─── Material provided ───

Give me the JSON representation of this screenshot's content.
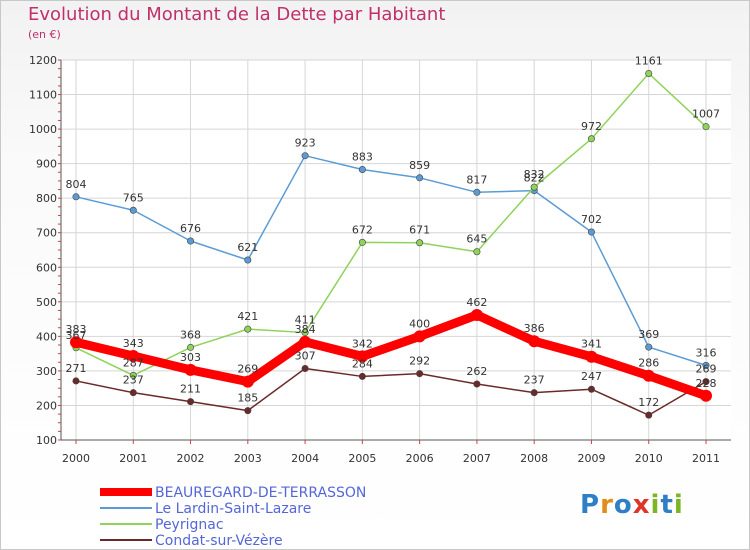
{
  "header": {
    "title": "Evolution du Montant de la Dette par Habitant",
    "unit": "(en €)"
  },
  "logo": {
    "text": "Proxiti",
    "colors": [
      "#2f7fc7",
      "#e48c1a",
      "#2f7fc7",
      "#e0332a",
      "#7cb624",
      "#2f7fc7",
      "#7cb624"
    ]
  },
  "chart_data": {
    "type": "line",
    "x": [
      "2000",
      "2001",
      "2002",
      "2003",
      "2004",
      "2005",
      "2006",
      "2007",
      "2008",
      "2009",
      "2010",
      "2011"
    ],
    "ylim": [
      100,
      1200
    ],
    "yticks": [
      100,
      200,
      300,
      400,
      500,
      600,
      700,
      800,
      900,
      1000,
      1100,
      1200
    ],
    "grid": true,
    "legend_position": "bottom-left",
    "series": [
      {
        "name": "BEAUREGARD-DE-TERRASSON",
        "color": "#ff0000",
        "width": 9,
        "values": [
          383,
          343,
          303,
          269,
          384,
          342,
          400,
          462,
          386,
          341,
          286,
          228
        ],
        "labels": [
          "383",
          "343",
          "303",
          "269",
          "384",
          "342",
          "400",
          "462",
          "386",
          "341",
          "286",
          "228"
        ]
      },
      {
        "name": "Le Lardin-Saint-Lazare",
        "color": "#5b9bd5",
        "width": 1.5,
        "values": [
          804,
          765,
          676,
          621,
          923,
          883,
          859,
          817,
          822,
          702,
          369,
          316
        ],
        "labels": [
          "804",
          "765",
          "676",
          "621",
          "923",
          "883",
          "859",
          "817",
          "822",
          "702",
          "369",
          "316"
        ]
      },
      {
        "name": "Peyrignac",
        "color": "#8fd35a",
        "width": 1.5,
        "values": [
          367,
          287,
          368,
          421,
          411,
          672,
          671,
          645,
          832,
          972,
          1161,
          1007
        ],
        "labels": [
          "367",
          "287",
          "368",
          "421",
          "411",
          "672",
          "671",
          "645",
          "832",
          "972",
          "1161",
          "1007"
        ]
      },
      {
        "name": "Condat-sur-Vézère",
        "color": "#6b2a2a",
        "width": 1.5,
        "values": [
          271,
          237,
          211,
          185,
          307,
          284,
          292,
          262,
          237,
          247,
          172,
          269
        ],
        "labels": [
          "271",
          "237",
          "211",
          "185",
          "307",
          "284",
          "292",
          "262",
          "237",
          "247",
          "172",
          "269"
        ]
      }
    ]
  }
}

───

- Aim:
All of the data above should be quoted exactly, except for the pictures.

- The completed task:
Give me the JSON representation of this screenshot's content.
{
  "header": {
    "title": "Evolution du Montant de la Dette par Habitant",
    "unit": "(en €)"
  },
  "logo": {
    "text": "Proxiti",
    "colors": [
      "#2f7fc7",
      "#e48c1a",
      "#2f7fc7",
      "#e0332a",
      "#7cb624",
      "#2f7fc7",
      "#7cb624"
    ]
  },
  "chart_data": {
    "type": "line",
    "x": [
      "2000",
      "2001",
      "2002",
      "2003",
      "2004",
      "2005",
      "2006",
      "2007",
      "2008",
      "2009",
      "2010",
      "2011"
    ],
    "ylim": [
      100,
      1200
    ],
    "yticks": [
      100,
      200,
      300,
      400,
      500,
      600,
      700,
      800,
      900,
      1000,
      1100,
      1200
    ],
    "grid": true,
    "legend_position": "bottom-left",
    "series": [
      {
        "name": "BEAUREGARD-DE-TERRASSON",
        "color": "#ff0000",
        "width": 9,
        "values": [
          383,
          343,
          303,
          269,
          384,
          342,
          400,
          462,
          386,
          341,
          286,
          228
        ],
        "labels": [
          "383",
          "343",
          "303",
          "269",
          "384",
          "342",
          "400",
          "462",
          "386",
          "341",
          "286",
          "228"
        ]
      },
      {
        "name": "Le Lardin-Saint-Lazare",
        "color": "#5b9bd5",
        "width": 1.5,
        "values": [
          804,
          765,
          676,
          621,
          923,
          883,
          859,
          817,
          822,
          702,
          369,
          316
        ],
        "labels": [
          "804",
          "765",
          "676",
          "621",
          "923",
          "883",
          "859",
          "817",
          "822",
          "702",
          "369",
          "316"
        ]
      },
      {
        "name": "Peyrignac",
        "color": "#8fd35a",
        "width": 1.5,
        "values": [
          367,
          287,
          368,
          421,
          411,
          672,
          671,
          645,
          832,
          972,
          1161,
          1007
        ],
        "labels": [
          "367",
          "287",
          "368",
          "421",
          "411",
          "672",
          "671",
          "645",
          "832",
          "972",
          "1161",
          "1007"
        ]
      },
      {
        "name": "Condat-sur-Vézère",
        "color": "#6b2a2a",
        "width": 1.5,
        "values": [
          271,
          237,
          211,
          185,
          307,
          284,
          292,
          262,
          237,
          247,
          172,
          269
        ],
        "labels": [
          "271",
          "237",
          "211",
          "185",
          "307",
          "284",
          "292",
          "262",
          "237",
          "247",
          "172",
          "269"
        ]
      }
    ]
  }
}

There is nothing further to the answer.